→ **WHAT TO WORK ON**: Give the records back in full, exactly as they read.

→ **EXERCISE INPUTS**:
--
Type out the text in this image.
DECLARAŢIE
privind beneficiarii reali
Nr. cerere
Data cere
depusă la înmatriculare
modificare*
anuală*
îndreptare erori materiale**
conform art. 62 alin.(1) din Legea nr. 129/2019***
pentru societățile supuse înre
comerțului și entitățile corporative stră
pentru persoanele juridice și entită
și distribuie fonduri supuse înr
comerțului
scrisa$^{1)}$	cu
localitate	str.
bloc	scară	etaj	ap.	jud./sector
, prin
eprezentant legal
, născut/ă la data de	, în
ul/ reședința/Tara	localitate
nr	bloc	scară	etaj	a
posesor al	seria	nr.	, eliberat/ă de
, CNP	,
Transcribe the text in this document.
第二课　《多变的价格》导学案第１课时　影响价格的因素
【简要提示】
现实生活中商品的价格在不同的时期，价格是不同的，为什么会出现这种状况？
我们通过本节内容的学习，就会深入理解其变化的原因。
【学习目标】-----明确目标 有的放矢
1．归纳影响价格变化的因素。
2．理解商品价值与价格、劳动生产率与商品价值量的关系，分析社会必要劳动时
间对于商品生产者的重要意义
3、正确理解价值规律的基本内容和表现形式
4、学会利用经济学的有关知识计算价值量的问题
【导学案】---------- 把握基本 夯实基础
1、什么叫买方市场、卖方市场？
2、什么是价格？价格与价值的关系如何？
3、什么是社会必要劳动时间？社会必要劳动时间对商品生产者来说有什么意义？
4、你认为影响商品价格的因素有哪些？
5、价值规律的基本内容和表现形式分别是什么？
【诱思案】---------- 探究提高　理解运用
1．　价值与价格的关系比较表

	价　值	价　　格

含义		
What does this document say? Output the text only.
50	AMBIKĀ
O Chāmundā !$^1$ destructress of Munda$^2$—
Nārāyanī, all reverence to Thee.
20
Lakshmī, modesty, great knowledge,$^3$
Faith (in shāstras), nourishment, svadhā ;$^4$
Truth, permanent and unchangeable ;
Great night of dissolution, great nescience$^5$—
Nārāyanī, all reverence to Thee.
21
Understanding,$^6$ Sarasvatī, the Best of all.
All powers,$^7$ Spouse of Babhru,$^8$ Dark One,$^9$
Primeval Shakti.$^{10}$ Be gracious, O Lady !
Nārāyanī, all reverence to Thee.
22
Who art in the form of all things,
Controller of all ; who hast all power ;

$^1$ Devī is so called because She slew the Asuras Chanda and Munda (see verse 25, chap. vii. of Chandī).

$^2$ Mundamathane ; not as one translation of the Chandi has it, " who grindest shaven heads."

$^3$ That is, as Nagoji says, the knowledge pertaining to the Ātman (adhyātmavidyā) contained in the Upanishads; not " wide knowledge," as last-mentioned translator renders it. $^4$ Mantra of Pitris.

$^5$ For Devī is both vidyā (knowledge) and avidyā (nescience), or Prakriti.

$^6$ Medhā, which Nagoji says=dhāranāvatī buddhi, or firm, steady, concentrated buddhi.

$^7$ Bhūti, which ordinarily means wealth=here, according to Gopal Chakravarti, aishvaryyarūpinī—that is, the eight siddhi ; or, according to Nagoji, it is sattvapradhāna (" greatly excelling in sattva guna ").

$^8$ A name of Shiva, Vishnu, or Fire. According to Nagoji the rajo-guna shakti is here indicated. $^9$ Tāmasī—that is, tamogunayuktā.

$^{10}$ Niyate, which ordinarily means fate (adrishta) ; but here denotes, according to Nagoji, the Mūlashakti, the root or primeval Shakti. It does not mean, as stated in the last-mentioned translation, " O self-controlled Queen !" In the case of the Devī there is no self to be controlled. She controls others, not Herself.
--
→ **OUTPUT**:
Type out the text in this image.
DECLARAŢIE
privind beneficiarii reali
Nr. cerere
Data cere
depusă la înmatriculare
modificare*
anuală*
îndreptare erori materiale**
conform art. 62 alin.(1) din Legea nr. 129/2019***
pentru societățile supuse înre
comerțului și entitățile corporative stră
pentru persoanele juridice și entită
și distribuie fonduri supuse înr
comerțului
scrisa$^{1)}$	cu
localitate	str.
bloc	scară	etaj	ap.	jud./sector
, prin
eprezentant legal
, născut/ă la data de	, în
ul/ reședința/Tara	localitate
nr	bloc	scară	etaj	a
posesor al	seria	nr.	, eliberat/ă de
, CNP	,
Transcribe the text in this document.
第二课　《多变的价格》导学案第１课时　影响价格的因素
【简要提示】
现实生活中商品的价格在不同的时期，价格是不同的，为什么会出现这种状况？
我们通过本节内容的学习，就会深入理解其变化的原因。
【学习目标】-----明确目标 有的放矢
1．归纳影响价格变化的因素。
2．理解商品价值与价格、劳动生产率与商品价值量的关系，分析社会必要劳动时
间对于商品生产者的重要意义
3、正确理解价值规律的基本内容和表现形式
4、学会利用经济学的有关知识计算价值量的问题
【导学案】---------- 把握基本 夯实基础
1、什么叫买方市场、卖方市场？
2、什么是价格？价格与价值的关系如何？
3、什么是社会必要劳动时间？社会必要劳动时间对商品生产者来说有什么意义？
4、你认为影响商品价格的因素有哪些？
5、价值规律的基本内容和表现形式分别是什么？
【诱思案】---------- 探究提高　理解运用
1．　价值与价格的关系比较表

	价　值	价　　格

含义		
What does this document say? Output the text only.
50	AMBIKĀ
O Chāmundā !$^1$ destructress of Munda$^2$—
Nārāyanī, all reverence to Thee.
20
Lakshmī, modesty, great knowledge,$^3$
Faith (in shāstras), nourishment, svadhā ;$^4$
Truth, permanent and unchangeable ;
Great night of dissolution, great nescience$^5$—
Nārāyanī, all reverence to Thee.
21
Understanding,$^6$ Sarasvatī, the Best of all.
All powers,$^7$ Spouse of Babhru,$^8$ Dark One,$^9$
Primeval Shakti.$^{10}$ Be gracious, O Lady !
Nārāyanī, all reverence to Thee.
22
Who art in the form of all things,
Controller of all ; who hast all power ;

$^1$ Devī is so called because She slew the Asuras Chanda and Munda (see verse 25, chap. vii. of Chandī).

$^2$ Mundamathane ; not as one translation of the Chandi has it, " who grindest shaven heads."

$^3$ That is, as Nagoji says, the knowledge pertaining to the Ātman (adhyātmavidyā) contained in the Upanishads; not " wide knowledge," as last-mentioned translator renders it. $^4$ Mantra of Pitris.

$^5$ For Devī is both vidyā (knowledge) and avidyā (nescience), or Prakriti.

$^6$ Medhā, which Nagoji says=dhāranāvatī buddhi, or firm, steady, concentrated buddhi.

$^7$ Bhūti, which ordinarily means wealth=here, according to Gopal Chakravarti, aishvaryyarūpinī—that is, the eight siddhi ; or, according to Nagoji, it is sattvapradhāna (" greatly excelling in sattva guna ").

$^8$ A name of Shiva, Vishnu, or Fire. According to Nagoji the rajo-guna shakti is here indicated. $^9$ Tāmasī—that is, tamogunayuktā.

$^{10}$ Niyate, which ordinarily means fate (adrishta) ; but here denotes, according to Nagoji, the Mūlashakti, the root or primeval Shakti. It does not mean, as stated in the last-mentioned translation, " O self-controlled Queen !" In the case of the Devī there is no self to be controlled. She controls others, not Herself.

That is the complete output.